Information supplied:
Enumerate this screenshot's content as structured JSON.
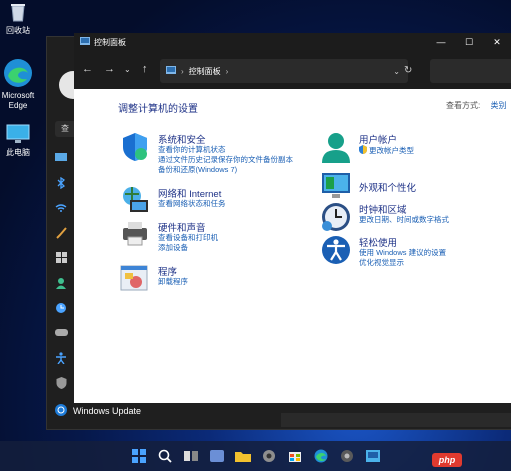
{
  "desktop": {
    "icons": [
      {
        "label": "回收站"
      },
      {
        "label": "Microsoft Edge"
      },
      {
        "label": "此电脑"
      }
    ]
  },
  "settings_window": {
    "search_text": "查",
    "footer_item": "Windows Update"
  },
  "control_panel": {
    "title": "控制面板",
    "address": {
      "crumb": "控制面板"
    },
    "heading": "调整计算机的设置",
    "view_by_label": "查看方式:",
    "view_by_value": "类别",
    "left_categories": [
      {
        "title": "系统和安全",
        "links": [
          "查看你的计算机状态",
          "通过文件历史记录保存你的文件备份副本",
          "备份和还原(Windows 7)"
        ]
      },
      {
        "title": "网络和 Internet",
        "links": [
          "查看网络状态和任务"
        ]
      },
      {
        "title": "硬件和声音",
        "links": [
          "查看设备和打印机",
          "添加设备"
        ]
      },
      {
        "title": "程序",
        "links": [
          "卸载程序"
        ]
      }
    ],
    "right_categories": [
      {
        "title": "用户帐户",
        "links": [
          "更改帐户类型"
        ]
      },
      {
        "title": "外观和个性化",
        "links": []
      },
      {
        "title": "时钟和区域",
        "links": [
          "更改日期、时间或数字格式"
        ]
      },
      {
        "title": "轻松使用",
        "links": [
          "使用 Windows 建议的设置",
          "优化视觉显示"
        ]
      }
    ]
  },
  "watermark": "php"
}
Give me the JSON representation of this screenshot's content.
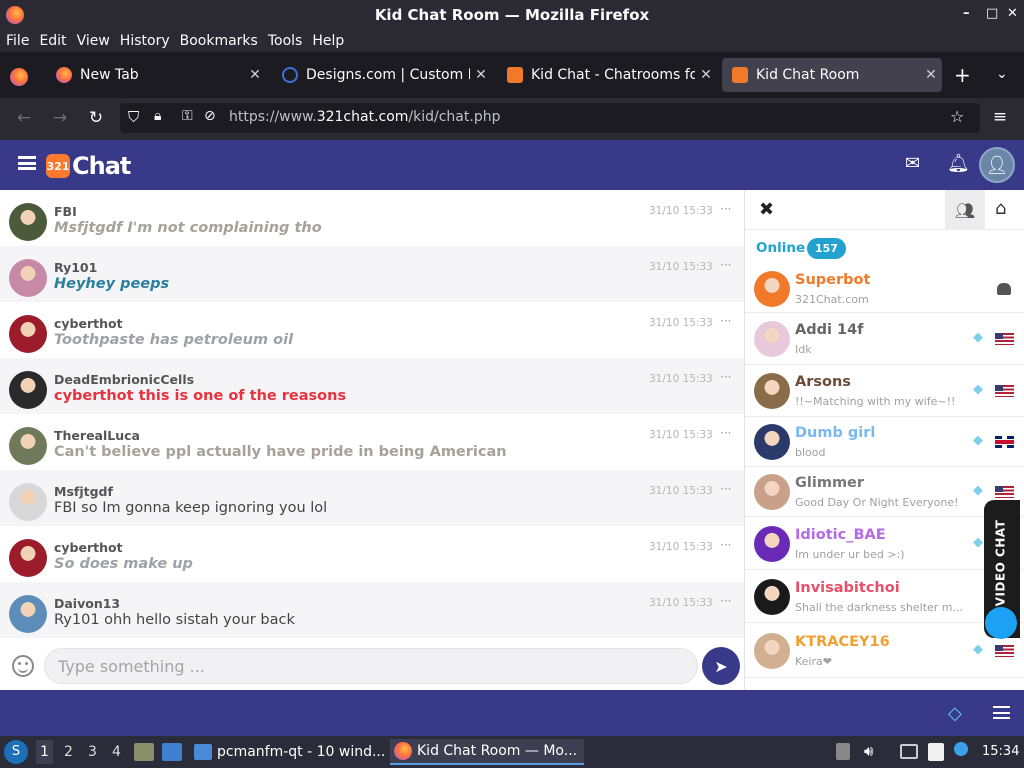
{
  "window": {
    "title": "Kid Chat Room — Mozilla Firefox",
    "minimize": "–",
    "maximize": "□",
    "close": "✕"
  },
  "menu": [
    "File",
    "Edit",
    "View",
    "History",
    "Bookmarks",
    "Tools",
    "Help"
  ],
  "tabs": [
    {
      "label": "New Tab",
      "active": false
    },
    {
      "label": "Designs.com | Custom De",
      "active": false
    },
    {
      "label": "Kid Chat - Chatrooms for",
      "active": false
    },
    {
      "label": "Kid Chat Room",
      "active": true
    }
  ],
  "address": {
    "prefix": "https://www.",
    "domain": "321chat.com",
    "path": "/kid/chat.php"
  },
  "site": {
    "logo_badge": "321",
    "logo_text": "Chat"
  },
  "messages": [
    {
      "user": "FBI",
      "text": "Msfjtgdf I'm not complaining tho",
      "time": "31/10 15:33",
      "more": "···",
      "color": "#a7a19b",
      "italic": true,
      "avatar_color": "#4a5a3a"
    },
    {
      "user": "Ry101",
      "text": "Heyhey peeps",
      "time": "31/10 15:33",
      "more": "···",
      "color": "#2a7f9f",
      "italic": true,
      "avatar_color": "#c78aa6"
    },
    {
      "user": "cyberthot",
      "text": "Toothpaste has petroleum oil",
      "time": "31/10 15:33",
      "more": "···",
      "color": "#9ea1a6",
      "italic": true,
      "avatar_color": "#9c1c2b"
    },
    {
      "user": "DeadEmbrionicCells",
      "text": "cyberthot this is one of the reasons",
      "time": "31/10 15:33",
      "more": "···",
      "color": "#e8323f",
      "italic": false,
      "avatar_color": "#2a2a2a"
    },
    {
      "user": "TherealLuca",
      "text": "Can't believe ppl actually have pride in being American",
      "time": "31/10 15:33",
      "more": "···",
      "color": "#a7a19b",
      "italic": false,
      "avatar_color": "#6f7a5a"
    },
    {
      "user": "Msfjtgdf",
      "text": "FBI so Im gonna keep ignoring you lol",
      "time": "31/10 15:33",
      "more": "···",
      "color": "#444444",
      "italic": false,
      "avatar_color": "#d8d8d8"
    },
    {
      "user": "cyberthot",
      "text": "So does make up",
      "time": "31/10 15:33",
      "more": "···",
      "color": "#9ea1a6",
      "italic": true,
      "avatar_color": "#9c1c2b"
    },
    {
      "user": "Daivon13",
      "text": "Ry101 ohh hello sistah your back",
      "time": "31/10 15:33",
      "more": "···",
      "color": "#444444",
      "italic": false,
      "avatar_color": "#5b8db8"
    }
  ],
  "input": {
    "placeholder": "Type something ..."
  },
  "sidebar": {
    "online_label": "Online",
    "online_count": "157",
    "users": [
      {
        "name": "Superbot",
        "status": "321Chat.com",
        "name_color": "#f07a2a",
        "avatar_color": "#f07a2a",
        "gem": false,
        "flag": "android"
      },
      {
        "name": "Addi 14f",
        "status": "Idk",
        "name_color": "#666666",
        "avatar_color": "#e8c9dc",
        "gem": true,
        "flag": "us"
      },
      {
        "name": "Arsons",
        "status": "!!~Matching with my wife~!!",
        "name_color": "#6b4a3a",
        "avatar_color": "#8a6b4a",
        "gem": true,
        "flag": "us"
      },
      {
        "name": "Dumb girl",
        "status": "blood",
        "name_color": "#7ab8f0",
        "avatar_color": "#2a3a6a",
        "gem": true,
        "flag": "uk"
      },
      {
        "name": "Glimmer",
        "status": "Good Day Or Night Everyone!",
        "name_color": "#777777",
        "avatar_color": "#c9a08a",
        "gem": true,
        "flag": "us"
      },
      {
        "name": "Idiotic_BAE",
        "status": "Im under ur bed >:)",
        "name_color": "#b46ae6",
        "avatar_color": "#6a2ab8",
        "gem": true,
        "flag": "none"
      },
      {
        "name": "Invisabitchoi",
        "status": "Shall the darkness shelter m...",
        "name_color": "#e8506a",
        "avatar_color": "#1a1a1a",
        "gem": false,
        "flag": "none"
      },
      {
        "name": "KTRACEY16",
        "status": "Keira❤",
        "name_color": "#f0a030",
        "avatar_color": "#d0b090",
        "gem": true,
        "flag": "us"
      }
    ]
  },
  "video_chat": {
    "label": "VIDEO CHAT"
  },
  "taskbar": {
    "workspaces": [
      "1",
      "2",
      "3",
      "4"
    ],
    "tasks": [
      "pcmanfm-qt - 10 wind...",
      "Kid Chat Room — Mo..."
    ],
    "clock": "15:34"
  },
  "colors": {
    "site_header": "#383a89",
    "accent": "#22a3cf"
  }
}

Given instruction: Your copy of the data above should match it exactly, except that pictures are left out.

Task result:
Enumerate this screenshot's content as structured JSON.
{
  "desktop": {
    "icons": [
      {
        "label": "回收站"
      },
      {
        "label": "Microsoft Edge"
      },
      {
        "label": "此电脑"
      }
    ]
  },
  "settings_window": {
    "search_text": "查",
    "footer_item": "Windows Update"
  },
  "control_panel": {
    "title": "控制面板",
    "address": {
      "crumb": "控制面板"
    },
    "heading": "调整计算机的设置",
    "view_by_label": "查看方式:",
    "view_by_value": "类别",
    "left_categories": [
      {
        "title": "系统和安全",
        "links": [
          "查看你的计算机状态",
          "通过文件历史记录保存你的文件备份副本",
          "备份和还原(Windows 7)"
        ]
      },
      {
        "title": "网络和 Internet",
        "links": [
          "查看网络状态和任务"
        ]
      },
      {
        "title": "硬件和声音",
        "links": [
          "查看设备和打印机",
          "添加设备"
        ]
      },
      {
        "title": "程序",
        "links": [
          "卸载程序"
        ]
      }
    ],
    "right_categories": [
      {
        "title": "用户帐户",
        "links": [
          "更改帐户类型"
        ]
      },
      {
        "title": "外观和个性化",
        "links": []
      },
      {
        "title": "时钟和区域",
        "links": [
          "更改日期、时间或数字格式"
        ]
      },
      {
        "title": "轻松使用",
        "links": [
          "使用 Windows 建议的设置",
          "优化视觉显示"
        ]
      }
    ]
  },
  "watermark": "php"
}
Give me the JSON representation of this screenshot's content.
{
  "window": {
    "title": "Kid Chat Room — Mozilla Firefox",
    "minimize": "–",
    "maximize": "□",
    "close": "✕"
  },
  "menu": [
    "File",
    "Edit",
    "View",
    "History",
    "Bookmarks",
    "Tools",
    "Help"
  ],
  "tabs": [
    {
      "label": "New Tab",
      "active": false
    },
    {
      "label": "Designs.com | Custom De",
      "active": false
    },
    {
      "label": "Kid Chat - Chatrooms for",
      "active": false
    },
    {
      "label": "Kid Chat Room",
      "active": true
    }
  ],
  "address": {
    "prefix": "https://www.",
    "domain": "321chat.com",
    "path": "/kid/chat.php"
  },
  "site": {
    "logo_badge": "321",
    "logo_text": "Chat"
  },
  "messages": [
    {
      "user": "FBI",
      "text": "Msfjtgdf I'm not complaining tho",
      "time": "31/10 15:33",
      "more": "···",
      "color": "#a7a19b",
      "italic": true,
      "avatar_color": "#4a5a3a"
    },
    {
      "user": "Ry101",
      "text": "Heyhey peeps",
      "time": "31/10 15:33",
      "more": "···",
      "color": "#2a7f9f",
      "italic": true,
      "avatar_color": "#c78aa6"
    },
    {
      "user": "cyberthot",
      "text": "Toothpaste has petroleum oil",
      "time": "31/10 15:33",
      "more": "···",
      "color": "#9ea1a6",
      "italic": true,
      "avatar_color": "#9c1c2b"
    },
    {
      "user": "DeadEmbrionicCells",
      "text": "cyberthot this is one of the reasons",
      "time": "31/10 15:33",
      "more": "···",
      "color": "#e8323f",
      "italic": false,
      "avatar_color": "#2a2a2a"
    },
    {
      "user": "TherealLuca",
      "text": "Can't believe ppl actually have pride in being American",
      "time": "31/10 15:33",
      "more": "···",
      "color": "#a7a19b",
      "italic": false,
      "avatar_color": "#6f7a5a"
    },
    {
      "user": "Msfjtgdf",
      "text": "FBI so Im gonna keep ignoring you lol",
      "time": "31/10 15:33",
      "more": "···",
      "color": "#444444",
      "italic": false,
      "avatar_color": "#d8d8d8"
    },
    {
      "user": "cyberthot",
      "text": "So does make up",
      "time": "31/10 15:33",
      "more": "···",
      "color": "#9ea1a6",
      "italic": true,
      "avatar_color": "#9c1c2b"
    },
    {
      "user": "Daivon13",
      "text": "Ry101 ohh hello sistah your back",
      "time": "31/10 15:33",
      "more": "···",
      "color": "#444444",
      "italic": false,
      "avatar_color": "#5b8db8"
    }
  ],
  "input": {
    "placeholder": "Type something ..."
  },
  "sidebar": {
    "online_label": "Online",
    "online_count": "157",
    "users": [
      {
        "name": "Superbot",
        "status": "321Chat.com",
        "name_color": "#f07a2a",
        "avatar_color": "#f07a2a",
        "gem": false,
        "flag": "android"
      },
      {
        "name": "Addi 14f",
        "status": "Idk",
        "name_color": "#666666",
        "avatar_color": "#e8c9dc",
        "gem": true,
        "flag": "us"
      },
      {
        "name": "Arsons",
        "status": "!!~Matching with my wife~!!",
        "name_color": "#6b4a3a",
        "avatar_color": "#8a6b4a",
        "gem": true,
        "flag": "us"
      },
      {
        "name": "Dumb girl",
        "status": "blood",
        "name_color": "#7ab8f0",
        "avatar_color": "#2a3a6a",
        "gem": true,
        "flag": "uk"
      },
      {
        "name": "Glimmer",
        "status": "Good Day Or Night Everyone!",
        "name_color": "#777777",
        "avatar_color": "#c9a08a",
        "gem": true,
        "flag": "us"
      },
      {
        "name": "Idiotic_BAE",
        "status": "Im under ur bed >:)",
        "name_color": "#b46ae6",
        "avatar_color": "#6a2ab8",
        "gem": true,
        "flag": "none"
      },
      {
        "name": "Invisabitchoi",
        "status": "Shall the darkness shelter m...",
        "name_color": "#e8506a",
        "avatar_color": "#1a1a1a",
        "gem": false,
        "flag": "none"
      },
      {
        "name": "KTRACEY16",
        "status": "Keira❤",
        "name_color": "#f0a030",
        "avatar_color": "#d0b090",
        "gem": true,
        "flag": "us"
      }
    ]
  },
  "video_chat": {
    "label": "VIDEO CHAT"
  },
  "taskbar": {
    "workspaces": [
      "1",
      "2",
      "3",
      "4"
    ],
    "tasks": [
      "pcmanfm-qt - 10 wind...",
      "Kid Chat Room — Mo..."
    ],
    "clock": "15:34"
  },
  "colors": {
    "site_header": "#383a89",
    "accent": "#22a3cf"
  }
}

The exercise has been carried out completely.